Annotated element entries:
◆ ◆ ◆
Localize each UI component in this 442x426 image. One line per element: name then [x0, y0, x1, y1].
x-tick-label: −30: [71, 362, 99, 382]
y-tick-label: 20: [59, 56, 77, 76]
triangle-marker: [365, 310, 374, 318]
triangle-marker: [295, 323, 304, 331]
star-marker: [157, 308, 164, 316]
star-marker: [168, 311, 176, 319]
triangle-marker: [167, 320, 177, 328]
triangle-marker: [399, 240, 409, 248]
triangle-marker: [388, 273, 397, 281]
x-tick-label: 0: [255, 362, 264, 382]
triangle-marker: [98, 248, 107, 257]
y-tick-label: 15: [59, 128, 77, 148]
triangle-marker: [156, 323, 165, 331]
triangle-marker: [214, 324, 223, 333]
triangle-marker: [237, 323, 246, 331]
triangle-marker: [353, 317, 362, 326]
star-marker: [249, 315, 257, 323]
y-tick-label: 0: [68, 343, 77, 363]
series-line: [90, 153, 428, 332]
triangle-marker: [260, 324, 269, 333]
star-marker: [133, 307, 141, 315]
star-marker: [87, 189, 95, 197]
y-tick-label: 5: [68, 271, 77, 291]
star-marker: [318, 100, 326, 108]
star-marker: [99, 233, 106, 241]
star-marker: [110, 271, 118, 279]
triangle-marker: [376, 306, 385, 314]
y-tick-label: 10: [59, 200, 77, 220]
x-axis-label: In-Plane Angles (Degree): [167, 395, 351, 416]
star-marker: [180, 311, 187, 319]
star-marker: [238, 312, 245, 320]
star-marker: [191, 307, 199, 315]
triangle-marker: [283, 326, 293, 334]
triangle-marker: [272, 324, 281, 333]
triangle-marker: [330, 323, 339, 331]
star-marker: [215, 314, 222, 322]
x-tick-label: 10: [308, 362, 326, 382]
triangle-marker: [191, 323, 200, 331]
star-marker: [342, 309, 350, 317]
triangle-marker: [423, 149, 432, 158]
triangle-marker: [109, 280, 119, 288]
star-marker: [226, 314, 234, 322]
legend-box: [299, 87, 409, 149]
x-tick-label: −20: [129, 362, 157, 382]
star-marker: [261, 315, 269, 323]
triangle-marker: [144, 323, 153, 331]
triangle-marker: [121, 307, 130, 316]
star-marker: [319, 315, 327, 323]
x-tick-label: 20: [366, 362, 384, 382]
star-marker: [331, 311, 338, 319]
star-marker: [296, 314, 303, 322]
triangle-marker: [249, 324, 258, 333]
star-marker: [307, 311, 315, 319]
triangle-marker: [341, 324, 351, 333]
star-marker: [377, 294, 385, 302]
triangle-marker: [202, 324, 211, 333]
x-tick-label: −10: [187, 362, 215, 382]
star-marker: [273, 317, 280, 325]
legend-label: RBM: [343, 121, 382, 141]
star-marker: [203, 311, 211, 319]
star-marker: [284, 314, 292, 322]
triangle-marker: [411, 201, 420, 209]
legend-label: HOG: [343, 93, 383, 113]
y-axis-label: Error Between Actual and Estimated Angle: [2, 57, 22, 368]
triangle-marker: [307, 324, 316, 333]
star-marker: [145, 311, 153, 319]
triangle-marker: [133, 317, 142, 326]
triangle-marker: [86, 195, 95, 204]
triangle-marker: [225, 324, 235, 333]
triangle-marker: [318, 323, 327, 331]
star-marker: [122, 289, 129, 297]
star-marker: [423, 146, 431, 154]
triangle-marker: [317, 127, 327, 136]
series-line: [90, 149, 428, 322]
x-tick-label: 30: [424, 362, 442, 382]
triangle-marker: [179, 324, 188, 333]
◆ ◆ ◆
Objective:
Copy these lines out word for word, covering every record.

Solution below:
Localize each UI component in this 442x426 image. One line per element: name then [x0, y0, x1, y1].
x-tick-label: −30: [71, 362, 99, 382]
y-tick-label: 20: [59, 56, 77, 76]
triangle-marker: [365, 310, 374, 318]
triangle-marker: [295, 323, 304, 331]
star-marker: [157, 308, 164, 316]
star-marker: [168, 311, 176, 319]
triangle-marker: [167, 320, 177, 328]
triangle-marker: [399, 240, 409, 248]
triangle-marker: [388, 273, 397, 281]
x-tick-label: 0: [255, 362, 264, 382]
triangle-marker: [98, 248, 107, 257]
y-tick-label: 15: [59, 128, 77, 148]
triangle-marker: [156, 323, 165, 331]
triangle-marker: [214, 324, 223, 333]
triangle-marker: [237, 323, 246, 331]
triangle-marker: [353, 317, 362, 326]
star-marker: [249, 315, 257, 323]
y-tick-label: 0: [68, 343, 77, 363]
series-line: [90, 153, 428, 332]
triangle-marker: [260, 324, 269, 333]
star-marker: [133, 307, 141, 315]
star-marker: [87, 189, 95, 197]
y-tick-label: 5: [68, 271, 77, 291]
star-marker: [318, 100, 326, 108]
star-marker: [99, 233, 106, 241]
star-marker: [110, 271, 118, 279]
triangle-marker: [376, 306, 385, 314]
y-tick-label: 10: [59, 200, 77, 220]
x-axis-label: In-Plane Angles (Degree): [167, 395, 351, 416]
star-marker: [180, 311, 187, 319]
star-marker: [238, 312, 245, 320]
star-marker: [191, 307, 199, 315]
triangle-marker: [283, 326, 293, 334]
triangle-marker: [272, 324, 281, 333]
triangle-marker: [330, 323, 339, 331]
star-marker: [215, 314, 222, 322]
x-tick-label: 10: [308, 362, 326, 382]
triangle-marker: [191, 323, 200, 331]
star-marker: [342, 309, 350, 317]
triangle-marker: [423, 149, 432, 158]
triangle-marker: [109, 280, 119, 288]
star-marker: [226, 314, 234, 322]
legend-box: [299, 87, 409, 149]
x-tick-label: −20: [129, 362, 157, 382]
star-marker: [261, 315, 269, 323]
triangle-marker: [144, 323, 153, 331]
triangle-marker: [121, 307, 130, 316]
star-marker: [319, 315, 327, 323]
x-tick-label: 20: [366, 362, 384, 382]
star-marker: [331, 311, 338, 319]
star-marker: [296, 314, 303, 322]
triangle-marker: [249, 324, 258, 333]
star-marker: [307, 311, 315, 319]
triangle-marker: [341, 324, 351, 333]
star-marker: [377, 294, 385, 302]
triangle-marker: [202, 324, 211, 333]
x-tick-label: −10: [187, 362, 215, 382]
star-marker: [273, 317, 280, 325]
legend-label: RBM: [343, 121, 382, 141]
star-marker: [203, 311, 211, 319]
star-marker: [284, 314, 292, 322]
triangle-marker: [411, 201, 420, 209]
legend-label: HOG: [343, 93, 383, 113]
y-axis-label: Error Between Actual and Estimated Angle: [2, 57, 22, 368]
triangle-marker: [307, 324, 316, 333]
star-marker: [145, 311, 153, 319]
triangle-marker: [133, 317, 142, 326]
triangle-marker: [86, 195, 95, 204]
triangle-marker: [225, 324, 235, 333]
triangle-marker: [318, 323, 327, 331]
star-marker: [122, 289, 129, 297]
star-marker: [423, 146, 431, 154]
triangle-marker: [317, 127, 327, 136]
series-line: [90, 149, 428, 322]
x-tick-label: 30: [424, 362, 442, 382]
triangle-marker: [179, 324, 188, 333]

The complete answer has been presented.